CONSIGNES:
a: Recopiez tel quel, dans le texte sur le centre Yves-Garel, tout le passage depuis "Le 30 juin, le" jusqu'à "années et abandonnée.".
b: D'après le texte sur le centre Yves-Garel, pourquoi aucune femme ne peut-elle plus compter sur les centres d'urgence du SAMU social depuis le 1er juillet ? Répondez en une à trois phrases.
### TEXTE FOURNI
Le 30 juin, le SAMU a fermé le centre d'hébergement d'urgence Yves-Garel situé dans le 11e arrondissement de Paris, qui accueillait 57 hommes et 38 femmes. Un bâtiment a été trouvé pour accueillir les hommes, en revanche pour ce qui concerne les femmes, aucune solution de rechange n'a été mise en oeuvre.
Ces quelques 38 places du centre Yves-Garel étaient les seules places que le SAMU social de Paris proposait aux femmes en situation d'hébergement d'urgence.
DISCRIMINATION MEURTRIÈRE
Le manque de places était déjà très préoccupant mais, depuis le 1er juillet, plus aucune femme ne peut compter sur les centres d'urgence gérés par le SAMU social pour échapper à la rue. Inébranlable, le gouvernement refuse tout compromis, assumant avec cynisme une discrimination meurtrière envers une population vulnérable, négligée depuis des années et abandonnée.
Vous-même avez dénoncé publiquement, il y a quelques jours, ce désengagement effrayant du gouvernement, qui porte atteinte à ce droit social fondamental qu'est l'accueil inconditionnel des personnes à la rue. Vous avez témoigné de votre inquiétude et de l'importance à vos yeux d'un engagement solidaire.
######
### DOCUMENTS FOURNIS
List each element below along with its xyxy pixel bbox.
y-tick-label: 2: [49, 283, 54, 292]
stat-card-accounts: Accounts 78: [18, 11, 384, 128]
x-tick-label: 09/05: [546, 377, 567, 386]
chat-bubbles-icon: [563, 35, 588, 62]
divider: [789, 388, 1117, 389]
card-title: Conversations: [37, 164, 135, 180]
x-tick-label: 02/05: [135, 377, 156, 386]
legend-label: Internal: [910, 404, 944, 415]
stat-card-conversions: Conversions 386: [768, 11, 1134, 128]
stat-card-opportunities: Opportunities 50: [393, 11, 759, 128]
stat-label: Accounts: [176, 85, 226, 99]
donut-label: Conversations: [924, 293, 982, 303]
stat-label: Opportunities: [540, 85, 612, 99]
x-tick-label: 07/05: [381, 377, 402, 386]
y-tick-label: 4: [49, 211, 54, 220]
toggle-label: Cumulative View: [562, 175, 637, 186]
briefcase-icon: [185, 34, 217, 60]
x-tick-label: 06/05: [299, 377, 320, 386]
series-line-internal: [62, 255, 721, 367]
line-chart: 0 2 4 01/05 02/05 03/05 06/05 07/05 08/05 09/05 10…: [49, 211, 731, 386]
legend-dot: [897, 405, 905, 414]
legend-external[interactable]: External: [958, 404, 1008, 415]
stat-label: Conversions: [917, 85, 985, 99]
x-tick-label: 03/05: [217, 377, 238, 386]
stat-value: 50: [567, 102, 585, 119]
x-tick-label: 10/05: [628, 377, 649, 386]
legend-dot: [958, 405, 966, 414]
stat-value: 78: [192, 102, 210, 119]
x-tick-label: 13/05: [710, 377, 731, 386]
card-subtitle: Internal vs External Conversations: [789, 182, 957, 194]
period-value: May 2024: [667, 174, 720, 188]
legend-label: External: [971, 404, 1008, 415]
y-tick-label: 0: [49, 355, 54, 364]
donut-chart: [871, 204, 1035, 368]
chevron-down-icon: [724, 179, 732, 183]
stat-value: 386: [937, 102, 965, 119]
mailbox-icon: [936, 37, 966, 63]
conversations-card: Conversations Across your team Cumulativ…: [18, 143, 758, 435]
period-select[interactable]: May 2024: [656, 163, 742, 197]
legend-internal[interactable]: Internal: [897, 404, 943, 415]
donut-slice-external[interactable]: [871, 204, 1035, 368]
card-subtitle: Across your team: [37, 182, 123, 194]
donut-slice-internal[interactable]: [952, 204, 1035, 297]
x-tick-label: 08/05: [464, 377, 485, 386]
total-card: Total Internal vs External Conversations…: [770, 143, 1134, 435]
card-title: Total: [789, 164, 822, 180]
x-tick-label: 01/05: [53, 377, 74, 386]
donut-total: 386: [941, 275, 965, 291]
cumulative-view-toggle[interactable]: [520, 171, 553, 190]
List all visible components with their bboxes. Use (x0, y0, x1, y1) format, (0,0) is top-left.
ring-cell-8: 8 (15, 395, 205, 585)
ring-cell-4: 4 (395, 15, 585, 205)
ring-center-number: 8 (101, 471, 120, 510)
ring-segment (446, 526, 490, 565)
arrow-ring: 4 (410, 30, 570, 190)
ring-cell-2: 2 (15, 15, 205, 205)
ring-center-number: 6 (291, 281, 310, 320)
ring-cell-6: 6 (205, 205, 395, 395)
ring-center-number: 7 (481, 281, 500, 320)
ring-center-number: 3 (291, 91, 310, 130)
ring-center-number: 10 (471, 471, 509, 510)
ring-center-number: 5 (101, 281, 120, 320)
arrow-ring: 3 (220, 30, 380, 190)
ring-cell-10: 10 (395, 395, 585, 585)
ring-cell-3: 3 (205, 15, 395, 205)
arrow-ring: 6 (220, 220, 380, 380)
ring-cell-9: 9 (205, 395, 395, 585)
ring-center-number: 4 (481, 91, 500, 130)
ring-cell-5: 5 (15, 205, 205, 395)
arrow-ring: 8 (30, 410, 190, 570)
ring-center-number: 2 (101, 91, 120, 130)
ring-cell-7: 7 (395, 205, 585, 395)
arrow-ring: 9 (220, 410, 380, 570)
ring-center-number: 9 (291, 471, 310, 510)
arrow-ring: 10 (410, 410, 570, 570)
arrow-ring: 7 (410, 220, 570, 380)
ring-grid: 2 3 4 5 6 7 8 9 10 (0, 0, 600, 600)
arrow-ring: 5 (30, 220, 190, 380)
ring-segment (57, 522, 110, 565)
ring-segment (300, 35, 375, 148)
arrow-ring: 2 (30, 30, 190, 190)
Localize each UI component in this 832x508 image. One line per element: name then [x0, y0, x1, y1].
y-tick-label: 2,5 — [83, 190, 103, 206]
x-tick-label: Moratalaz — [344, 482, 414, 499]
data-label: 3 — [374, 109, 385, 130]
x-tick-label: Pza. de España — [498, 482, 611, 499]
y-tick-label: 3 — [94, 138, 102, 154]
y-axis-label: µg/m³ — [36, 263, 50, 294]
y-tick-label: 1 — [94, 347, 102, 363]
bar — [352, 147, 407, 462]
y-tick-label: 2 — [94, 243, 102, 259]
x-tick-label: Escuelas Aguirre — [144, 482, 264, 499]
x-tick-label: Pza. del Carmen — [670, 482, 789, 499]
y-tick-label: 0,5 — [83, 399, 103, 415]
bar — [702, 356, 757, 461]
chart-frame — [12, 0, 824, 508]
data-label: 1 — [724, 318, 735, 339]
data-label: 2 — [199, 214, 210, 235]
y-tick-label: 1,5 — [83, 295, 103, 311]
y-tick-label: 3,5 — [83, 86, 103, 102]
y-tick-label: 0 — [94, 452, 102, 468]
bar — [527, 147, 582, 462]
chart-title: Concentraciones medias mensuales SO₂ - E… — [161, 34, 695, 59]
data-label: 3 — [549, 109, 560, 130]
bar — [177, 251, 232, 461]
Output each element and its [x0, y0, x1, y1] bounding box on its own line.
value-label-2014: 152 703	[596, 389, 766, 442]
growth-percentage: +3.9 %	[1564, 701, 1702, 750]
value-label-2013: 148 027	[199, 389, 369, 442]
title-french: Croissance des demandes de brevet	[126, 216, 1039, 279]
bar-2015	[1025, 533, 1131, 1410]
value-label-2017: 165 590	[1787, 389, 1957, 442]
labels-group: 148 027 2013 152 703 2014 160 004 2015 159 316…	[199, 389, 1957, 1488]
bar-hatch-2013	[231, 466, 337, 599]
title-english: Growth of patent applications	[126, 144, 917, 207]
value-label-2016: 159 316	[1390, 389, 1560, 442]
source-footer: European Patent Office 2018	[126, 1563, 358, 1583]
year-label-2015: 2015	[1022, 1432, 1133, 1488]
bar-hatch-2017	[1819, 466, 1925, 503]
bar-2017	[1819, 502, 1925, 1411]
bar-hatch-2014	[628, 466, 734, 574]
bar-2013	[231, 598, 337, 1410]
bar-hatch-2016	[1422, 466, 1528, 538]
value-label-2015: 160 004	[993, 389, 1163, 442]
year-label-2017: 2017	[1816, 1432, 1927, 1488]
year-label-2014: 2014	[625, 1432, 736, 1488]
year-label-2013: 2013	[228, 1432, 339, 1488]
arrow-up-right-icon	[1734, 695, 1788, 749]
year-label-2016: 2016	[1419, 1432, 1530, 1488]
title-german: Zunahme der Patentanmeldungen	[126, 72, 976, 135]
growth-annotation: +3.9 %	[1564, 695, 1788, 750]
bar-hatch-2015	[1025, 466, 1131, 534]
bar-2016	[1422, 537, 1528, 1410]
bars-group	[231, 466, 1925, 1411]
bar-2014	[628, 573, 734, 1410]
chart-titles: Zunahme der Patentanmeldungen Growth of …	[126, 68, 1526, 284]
######
CORRIGÉ:
a:
Le 30 juin, le SAMU a fermé le centre d'hébergement d'urgence Yves-Garel situé dans le 11e arrondissement de Paris, qui accueillait 57 hommes et 38 femmes. Un bâtiment a été trouvé pour accueillir les hommes, en revanche pour ce qui concerne les femmes, aucune solution de rechange n'a été mise en oeuvre.
Ces quelques 38 places du centre Yves-Garel étaient les seules places que le SAMU social de Paris proposait aux femmes en situation d'hébergement d'urgence.
DISCRIMINATION MEURTRIÈRE
Le manque de places était déjà très préoccupant mais, depuis le 1er juillet, plus aucune femme ne peut compter sur les centres d'urgence gérés par le SAMU social pour échapper à la rue. Inébranlable, le gouvernement refuse tout compromis, assumant avec cynisme une discrimination meurtrière envers une population vulnérable, négligée depuis des années et abandonnée.

b: Le centre Yves-Garel a fermé le 30 juin, et ses 38 places étaient les seules que le SAMU social de Paris proposait aux femmes en hébergement d'urgence. Un bâtiment a été trouvé pour les hommes, mais rien n'a été prévu pour les femmes.